Dienstag, 22. August 2017

Wie man bei der AfD diskutiert - eine Argumentationsanalyse am Beispiel von Alice Weidel


Das Netz - oder der einschlägige Teil davon - feiert die Bundesvorsitzende der AfD, Alice Weidel. Anlass ist ein Auftritt bei Anne Will am Sonntag. Ein Rechtsanwaltskollege meint auf Facebook sogar, sie habe Thomas Oppermann (SPD) dort "vorgeführt wie einen Anfänger". Wie sie das gemacht hat, was sie da gemacht hat, ist spannend zu überprüfen und einigermaßen lehrreich.

* **Datensatzauszüge**:
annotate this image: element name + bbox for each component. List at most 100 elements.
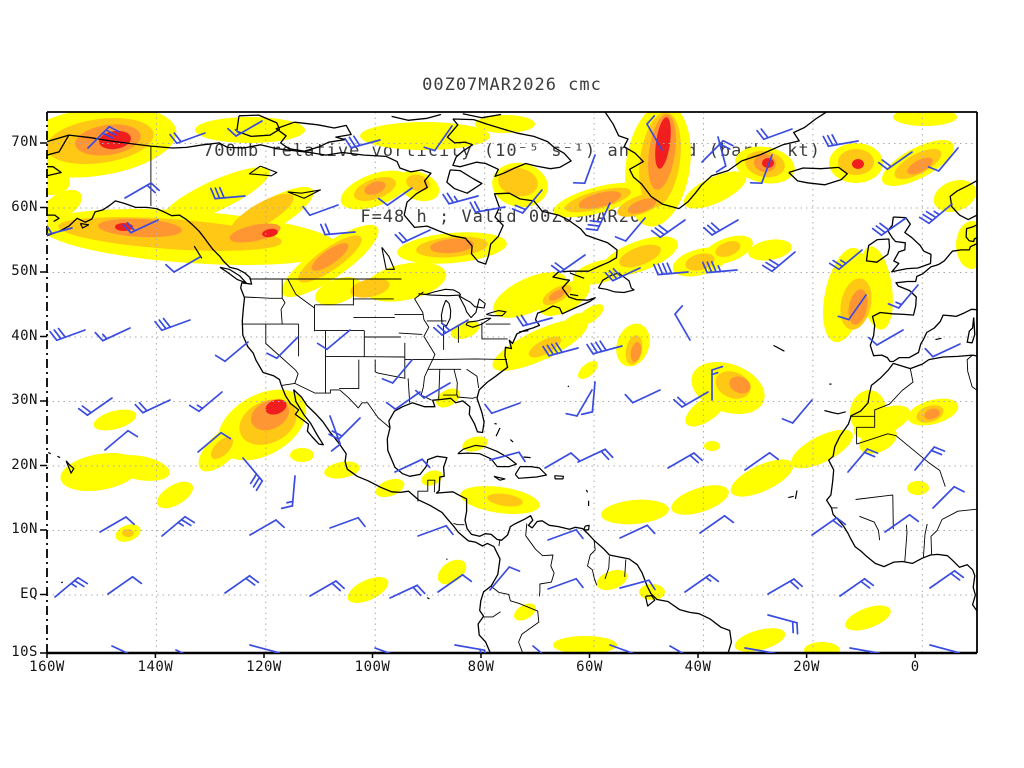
geo-path: [965, 224, 977, 243]
vorticity-contour: [364, 181, 386, 195]
vorticity-contour: [122, 529, 134, 537]
wind-barb: [302, 204, 339, 217]
lakes-layer: [248, 165, 507, 328]
geo-path: [457, 444, 518, 468]
vorticity-contour: [498, 167, 538, 197]
wind-barb: [701, 260, 738, 274]
geo-path: [509, 439, 514, 443]
geo-path: [865, 238, 891, 263]
coastline-layer: [47, 112, 977, 653]
geo-path: [446, 118, 572, 178]
wind-barb: [344, 135, 381, 149]
geo-path: [490, 585, 540, 653]
geo-path: [567, 385, 570, 388]
wind-barb: [672, 391, 709, 408]
wind-barb: [175, 649, 185, 653]
title-run-line: 00Z07MAR2026 cmc: [422, 75, 602, 95]
wind-barb: [646, 114, 663, 151]
wind-barb: [47, 224, 73, 236]
geo-path: [47, 134, 70, 156]
geo-path: [922, 523, 928, 558]
vorticity-contour: [630, 342, 642, 362]
vorticity-contour: [110, 455, 170, 481]
geo-path: [493, 475, 506, 481]
wind-barb: [414, 382, 451, 399]
wind-barb: [547, 528, 584, 541]
vorticity-contour: [734, 628, 786, 652]
vorticity-contour: [762, 158, 774, 168]
wind-barb: [715, 136, 727, 173]
axis-ticks: [40, 142, 916, 658]
geo-path: [458, 295, 486, 319]
wind-barb: [87, 125, 120, 149]
geo-path: [440, 299, 452, 327]
wind-barb: [699, 514, 735, 534]
wind-barb: [516, 314, 553, 327]
wind-barb: [214, 341, 249, 363]
wind-barb: [669, 645, 684, 653]
geo-path: [892, 494, 894, 530]
wind-barb: [585, 202, 611, 232]
geo-path: [850, 415, 876, 445]
lon-label-160w: 160W: [29, 659, 65, 675]
wind-barb: [702, 219, 739, 236]
geo-path: [465, 317, 492, 328]
geo-path: [414, 291, 436, 401]
geo-path: [514, 466, 548, 479]
wind-barb: [249, 519, 286, 536]
vorticity-contour: [262, 228, 278, 238]
geo-path: [481, 322, 508, 340]
wind-barb: [550, 254, 586, 274]
vorticity-contour: [853, 405, 911, 439]
vorticity-contour: [493, 272, 567, 318]
geo-path: [219, 266, 247, 284]
geo-path: [391, 113, 442, 121]
geo-path: [904, 524, 908, 562]
geo-path: [339, 389, 391, 429]
geo-path: [569, 293, 579, 297]
wind-barb: [837, 294, 867, 321]
geo-path: [525, 523, 555, 597]
vorticity-contour: [845, 605, 891, 631]
geo-path: [825, 363, 977, 613]
wind-barb: [572, 154, 596, 185]
geo-path: [483, 611, 501, 618]
geo-path: [930, 519, 943, 555]
wind-barb: [614, 217, 646, 242]
geo-path: [773, 344, 785, 352]
lat-label-60n: 60N: [11, 198, 38, 215]
wind-barb: [544, 452, 581, 469]
wind-barb: [619, 579, 656, 591]
vorticity-contour: [730, 459, 794, 497]
wind-barb: [577, 448, 614, 463]
geo-path: [417, 479, 436, 502]
wind-barb: [154, 317, 191, 332]
wind-barb: [839, 577, 875, 597]
wind-barb: [871, 217, 907, 237]
wind-barbs-layer: [47, 114, 965, 653]
geo-path: [585, 489, 589, 493]
geo-path: [244, 296, 283, 299]
lat-label-50n: 50N: [11, 263, 38, 279]
vorticity-contour: [627, 198, 657, 214]
geo-path: [466, 368, 480, 389]
geo-path: [325, 355, 405, 358]
vorticity-contour: [859, 426, 897, 454]
geo-path: [587, 540, 598, 586]
wind-barb: [756, 128, 793, 141]
wind-barb: [914, 446, 946, 471]
wind-barb: [711, 365, 724, 401]
geo-path: [453, 369, 458, 396]
wind-barb: [319, 223, 356, 236]
wind-barb: [877, 151, 913, 171]
wind-barb: [161, 515, 196, 537]
vorticity-contour: [47, 189, 82, 221]
geo-path: [788, 166, 848, 186]
wind-barb: [242, 457, 264, 492]
wind-barb: [650, 219, 686, 239]
wind-barb: [887, 284, 919, 309]
geo-path: [265, 324, 296, 371]
wind-barb: [188, 391, 223, 413]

* **Schriftliche Aufgaben**:
1. Schreib aus dem Auszug die Stelle ab, die mit den Worten "Das Netz - oder" beginnt, und hör nach "und einigermaßen lehrreich." auf.
2. Wo hatte Alice Weidel laut dem Auszug am Sonntag ihren Auftritt?

* **Die Antworten**:
1.
Das Netz - oder der einschlägige Teil davon - feiert die Bundesvorsitzende der AfD, Alice Weidel. Anlass ist ein Auftritt bei Anne Will am Sonntag. Ein Rechtsanwaltskollege meint auf Facebook sogar, sie habe Thomas Oppermann (SPD) dort "vorgeführt wie einen Anfänger". Wie sie das gemacht hat, was sie da gemacht hat, ist spannend zu überprüfen und einigermaßen lehrreich.

2. Bei Anne Will.